= Dataset extract =
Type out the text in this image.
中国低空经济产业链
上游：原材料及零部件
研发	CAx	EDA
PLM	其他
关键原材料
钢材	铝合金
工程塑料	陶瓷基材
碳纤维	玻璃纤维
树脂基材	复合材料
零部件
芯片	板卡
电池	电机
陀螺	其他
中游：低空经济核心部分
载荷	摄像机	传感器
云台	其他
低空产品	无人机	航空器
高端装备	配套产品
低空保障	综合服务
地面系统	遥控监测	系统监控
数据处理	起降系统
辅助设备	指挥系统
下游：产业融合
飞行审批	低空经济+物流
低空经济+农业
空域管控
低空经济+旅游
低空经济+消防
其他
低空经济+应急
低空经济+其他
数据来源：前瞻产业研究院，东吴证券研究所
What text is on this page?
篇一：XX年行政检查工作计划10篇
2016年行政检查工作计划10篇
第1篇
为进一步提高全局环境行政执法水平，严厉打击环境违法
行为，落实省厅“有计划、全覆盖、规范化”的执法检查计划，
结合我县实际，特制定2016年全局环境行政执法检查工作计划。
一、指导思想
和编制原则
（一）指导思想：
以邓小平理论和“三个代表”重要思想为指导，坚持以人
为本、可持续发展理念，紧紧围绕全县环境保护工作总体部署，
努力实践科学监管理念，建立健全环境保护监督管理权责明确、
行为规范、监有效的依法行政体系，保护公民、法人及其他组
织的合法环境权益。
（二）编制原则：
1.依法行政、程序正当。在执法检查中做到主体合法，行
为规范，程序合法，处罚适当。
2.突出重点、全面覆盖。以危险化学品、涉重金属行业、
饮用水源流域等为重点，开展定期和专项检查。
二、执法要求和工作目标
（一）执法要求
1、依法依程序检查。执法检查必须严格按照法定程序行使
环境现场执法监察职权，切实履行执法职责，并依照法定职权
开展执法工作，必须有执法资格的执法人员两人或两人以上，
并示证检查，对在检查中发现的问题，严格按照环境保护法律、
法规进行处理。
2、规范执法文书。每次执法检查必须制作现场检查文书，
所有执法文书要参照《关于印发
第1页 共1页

= What to produce =
Scan the listing above. Collect all lines with the word "text".

= Solution for this task =
Type out the text in this image.
What text is on this page?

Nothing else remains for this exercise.